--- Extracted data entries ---
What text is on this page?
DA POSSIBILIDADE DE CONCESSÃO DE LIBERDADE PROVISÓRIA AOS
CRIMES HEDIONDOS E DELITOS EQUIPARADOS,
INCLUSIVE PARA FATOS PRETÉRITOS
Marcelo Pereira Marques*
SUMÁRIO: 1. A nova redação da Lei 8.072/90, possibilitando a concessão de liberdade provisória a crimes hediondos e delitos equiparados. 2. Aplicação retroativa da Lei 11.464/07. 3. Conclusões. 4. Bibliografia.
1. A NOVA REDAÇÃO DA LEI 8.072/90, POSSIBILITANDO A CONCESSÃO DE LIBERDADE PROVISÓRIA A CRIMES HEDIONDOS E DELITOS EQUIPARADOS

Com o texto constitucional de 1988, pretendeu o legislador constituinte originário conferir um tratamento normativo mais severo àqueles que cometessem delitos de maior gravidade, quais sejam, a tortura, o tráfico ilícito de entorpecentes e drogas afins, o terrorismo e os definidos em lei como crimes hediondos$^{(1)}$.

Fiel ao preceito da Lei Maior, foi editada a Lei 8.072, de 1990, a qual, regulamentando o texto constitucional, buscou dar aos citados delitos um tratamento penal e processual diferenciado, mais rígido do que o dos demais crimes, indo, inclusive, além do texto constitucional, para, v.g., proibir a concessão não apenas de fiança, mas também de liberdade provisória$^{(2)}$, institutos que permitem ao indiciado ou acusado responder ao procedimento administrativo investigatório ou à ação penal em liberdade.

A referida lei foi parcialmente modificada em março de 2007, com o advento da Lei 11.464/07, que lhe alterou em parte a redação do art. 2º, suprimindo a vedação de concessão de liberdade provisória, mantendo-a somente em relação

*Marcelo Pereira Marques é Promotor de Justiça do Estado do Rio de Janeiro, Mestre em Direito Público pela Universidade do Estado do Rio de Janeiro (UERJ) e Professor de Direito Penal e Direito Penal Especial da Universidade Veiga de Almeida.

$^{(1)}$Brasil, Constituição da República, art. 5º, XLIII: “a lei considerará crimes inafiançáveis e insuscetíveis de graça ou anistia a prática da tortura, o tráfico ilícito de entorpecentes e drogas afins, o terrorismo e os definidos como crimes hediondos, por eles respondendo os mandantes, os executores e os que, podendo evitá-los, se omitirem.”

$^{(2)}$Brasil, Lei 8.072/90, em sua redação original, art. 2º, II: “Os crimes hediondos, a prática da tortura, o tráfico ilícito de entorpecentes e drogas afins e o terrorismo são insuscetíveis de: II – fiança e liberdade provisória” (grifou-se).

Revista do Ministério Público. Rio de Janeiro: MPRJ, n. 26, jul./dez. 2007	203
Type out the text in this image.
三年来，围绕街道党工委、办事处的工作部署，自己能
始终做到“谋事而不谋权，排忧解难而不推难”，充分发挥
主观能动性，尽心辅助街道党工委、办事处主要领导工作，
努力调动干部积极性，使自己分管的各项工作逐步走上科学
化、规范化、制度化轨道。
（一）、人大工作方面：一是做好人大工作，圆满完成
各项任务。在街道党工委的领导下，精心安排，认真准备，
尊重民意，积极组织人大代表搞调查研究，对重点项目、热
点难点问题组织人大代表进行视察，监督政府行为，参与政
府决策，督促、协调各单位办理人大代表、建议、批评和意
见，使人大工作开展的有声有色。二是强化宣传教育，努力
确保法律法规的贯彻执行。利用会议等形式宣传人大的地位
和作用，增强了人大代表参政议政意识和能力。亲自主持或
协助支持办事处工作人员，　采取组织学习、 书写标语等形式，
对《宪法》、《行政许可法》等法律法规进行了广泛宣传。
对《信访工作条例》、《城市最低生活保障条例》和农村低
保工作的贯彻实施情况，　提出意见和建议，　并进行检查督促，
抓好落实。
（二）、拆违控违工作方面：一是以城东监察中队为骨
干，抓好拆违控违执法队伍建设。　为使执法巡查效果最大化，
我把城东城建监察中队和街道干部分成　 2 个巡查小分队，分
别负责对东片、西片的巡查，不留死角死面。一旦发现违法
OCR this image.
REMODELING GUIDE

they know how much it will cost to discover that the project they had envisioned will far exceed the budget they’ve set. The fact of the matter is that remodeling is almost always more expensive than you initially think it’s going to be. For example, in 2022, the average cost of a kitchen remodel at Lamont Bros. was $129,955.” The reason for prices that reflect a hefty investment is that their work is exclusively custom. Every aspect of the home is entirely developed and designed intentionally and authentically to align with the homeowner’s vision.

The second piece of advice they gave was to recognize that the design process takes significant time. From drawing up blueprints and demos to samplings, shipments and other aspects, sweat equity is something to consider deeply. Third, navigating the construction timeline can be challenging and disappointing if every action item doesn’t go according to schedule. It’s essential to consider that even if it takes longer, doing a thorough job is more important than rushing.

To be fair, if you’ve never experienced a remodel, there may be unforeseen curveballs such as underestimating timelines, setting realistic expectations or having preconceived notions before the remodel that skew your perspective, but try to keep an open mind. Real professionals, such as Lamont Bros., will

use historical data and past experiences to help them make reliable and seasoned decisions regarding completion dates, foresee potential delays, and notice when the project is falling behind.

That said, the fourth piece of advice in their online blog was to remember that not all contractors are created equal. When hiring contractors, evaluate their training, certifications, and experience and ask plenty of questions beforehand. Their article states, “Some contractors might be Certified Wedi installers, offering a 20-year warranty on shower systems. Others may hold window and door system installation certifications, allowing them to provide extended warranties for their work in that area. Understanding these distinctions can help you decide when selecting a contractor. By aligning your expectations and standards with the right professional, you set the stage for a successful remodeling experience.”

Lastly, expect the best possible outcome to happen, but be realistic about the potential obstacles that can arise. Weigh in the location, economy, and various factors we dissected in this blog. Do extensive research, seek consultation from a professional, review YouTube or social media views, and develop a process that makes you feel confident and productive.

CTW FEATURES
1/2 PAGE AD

--- STATED EXERCISE ---
Write the material out again word for word.

--- COMPLETE ANSWER ---
What text is on this page?
DA POSSIBILIDADE DE CONCESSÃO DE LIBERDADE PROVISÓRIA AOS
CRIMES HEDIONDOS E DELITOS EQUIPARADOS,
INCLUSIVE PARA FATOS PRETÉRITOS
Marcelo Pereira Marques*
SUMÁRIO: 1. A nova redação da Lei 8.072/90, possibilitando a concessão de liberdade provisória a crimes hediondos e delitos equiparados. 2. Aplicação retroativa da Lei 11.464/07. 3. Conclusões. 4. Bibliografia.
1. A NOVA REDAÇÃO DA LEI 8.072/90, POSSIBILITANDO A CONCESSÃO DE LIBERDADE PROVISÓRIA A CRIMES HEDIONDOS E DELITOS EQUIPARADOS

Com o texto constitucional de 1988, pretendeu o legislador constituinte originário conferir um tratamento normativo mais severo àqueles que cometessem delitos de maior gravidade, quais sejam, a tortura, o tráfico ilícito de entorpecentes e drogas afins, o terrorismo e os definidos em lei como crimes hediondos$^{(1)}$.

Fiel ao preceito da Lei Maior, foi editada a Lei 8.072, de 1990, a qual, regulamentando o texto constitucional, buscou dar aos citados delitos um tratamento penal e processual diferenciado, mais rígido do que o dos demais crimes, indo, inclusive, além do texto constitucional, para, v.g., proibir a concessão não apenas de fiança, mas também de liberdade provisória$^{(2)}$, institutos que permitem ao indiciado ou acusado responder ao procedimento administrativo investigatório ou à ação penal em liberdade.

A referida lei foi parcialmente modificada em março de 2007, com o advento da Lei 11.464/07, que lhe alterou em parte a redação do art. 2º, suprimindo a vedação de concessão de liberdade provisória, mantendo-a somente em relação

*Marcelo Pereira Marques é Promotor de Justiça do Estado do Rio de Janeiro, Mestre em Direito Público pela Universidade do Estado do Rio de Janeiro (UERJ) e Professor de Direito Penal e Direito Penal Especial da Universidade Veiga de Almeida.

$^{(1)}$Brasil, Constituição da República, art. 5º, XLIII: “a lei considerará crimes inafiançáveis e insuscetíveis de graça ou anistia a prática da tortura, o tráfico ilícito de entorpecentes e drogas afins, o terrorismo e os definidos como crimes hediondos, por eles respondendo os mandantes, os executores e os que, podendo evitá-los, se omitirem.”

$^{(2)}$Brasil, Lei 8.072/90, em sua redação original, art. 2º, II: “Os crimes hediondos, a prática da tortura, o tráfico ilícito de entorpecentes e drogas afins e o terrorismo são insuscetíveis de: II – fiança e liberdade provisória” (grifou-se).

Revista do Ministério Público. Rio de Janeiro: MPRJ, n. 26, jul./dez. 2007	203
Type out the text in this image.
三年来，围绕街道党工委、办事处的工作部署，自己能
始终做到“谋事而不谋权，排忧解难而不推难”，充分发挥
主观能动性，尽心辅助街道党工委、办事处主要领导工作，
努力调动干部积极性，使自己分管的各项工作逐步走上科学
化、规范化、制度化轨道。
（一）、人大工作方面：一是做好人大工作，圆满完成
各项任务。在街道党工委的领导下，精心安排，认真准备，
尊重民意，积极组织人大代表搞调查研究，对重点项目、热
点难点问题组织人大代表进行视察，监督政府行为，参与政
府决策，督促、协调各单位办理人大代表、建议、批评和意
见，使人大工作开展的有声有色。二是强化宣传教育，努力
确保法律法规的贯彻执行。利用会议等形式宣传人大的地位
和作用，增强了人大代表参政议政意识和能力。亲自主持或
协助支持办事处工作人员，　采取组织学习、 书写标语等形式，
对《宪法》、《行政许可法》等法律法规进行了广泛宣传。
对《信访工作条例》、《城市最低生活保障条例》和农村低
保工作的贯彻实施情况，　提出意见和建议，　并进行检查督促，
抓好落实。
（二）、拆违控违工作方面：一是以城东监察中队为骨
干，抓好拆违控违执法队伍建设。　为使执法巡查效果最大化，
我把城东城建监察中队和街道干部分成　 2 个巡查小分队，分
别负责对东片、西片的巡查，不留死角死面。一旦发现违法
OCR this image.
REMODELING GUIDE

they know how much it will cost to discover that the project they had envisioned will far exceed the budget they’ve set. The fact of the matter is that remodeling is almost always more expensive than you initially think it’s going to be. For example, in 2022, the average cost of a kitchen remodel at Lamont Bros. was $129,955.” The reason for prices that reflect a hefty investment is that their work is exclusively custom. Every aspect of the home is entirely developed and designed intentionally and authentically to align with the homeowner’s vision.

The second piece of advice they gave was to recognize that the design process takes significant time. From drawing up blueprints and demos to samplings, shipments and other aspects, sweat equity is something to consider deeply. Third, navigating the construction timeline can be challenging and disappointing if every action item doesn’t go according to schedule. It’s essential to consider that even if it takes longer, doing a thorough job is more important than rushing.

To be fair, if you’ve never experienced a remodel, there may be unforeseen curveballs such as underestimating timelines, setting realistic expectations or having preconceived notions before the remodel that skew your perspective, but try to keep an open mind. Real professionals, such as Lamont Bros., will

use historical data and past experiences to help them make reliable and seasoned decisions regarding completion dates, foresee potential delays, and notice when the project is falling behind.

That said, the fourth piece of advice in their online blog was to remember that not all contractors are created equal. When hiring contractors, evaluate their training, certifications, and experience and ask plenty of questions beforehand. Their article states, “Some contractors might be Certified Wedi installers, offering a 20-year warranty on shower systems. Others may hold window and door system installation certifications, allowing them to provide extended warranties for their work in that area. Understanding these distinctions can help you decide when selecting a contractor. By aligning your expectations and standards with the right professional, you set the stage for a successful remodeling experience.”

Lastly, expect the best possible outcome to happen, but be realistic about the potential obstacles that can arise. Weigh in the location, economy, and various factors we dissected in this blog. Do extensive research, seek consultation from a professional, review YouTube or social media views, and develop a process that makes you feel confident and productive.

CTW FEATURES
1/2 PAGE AD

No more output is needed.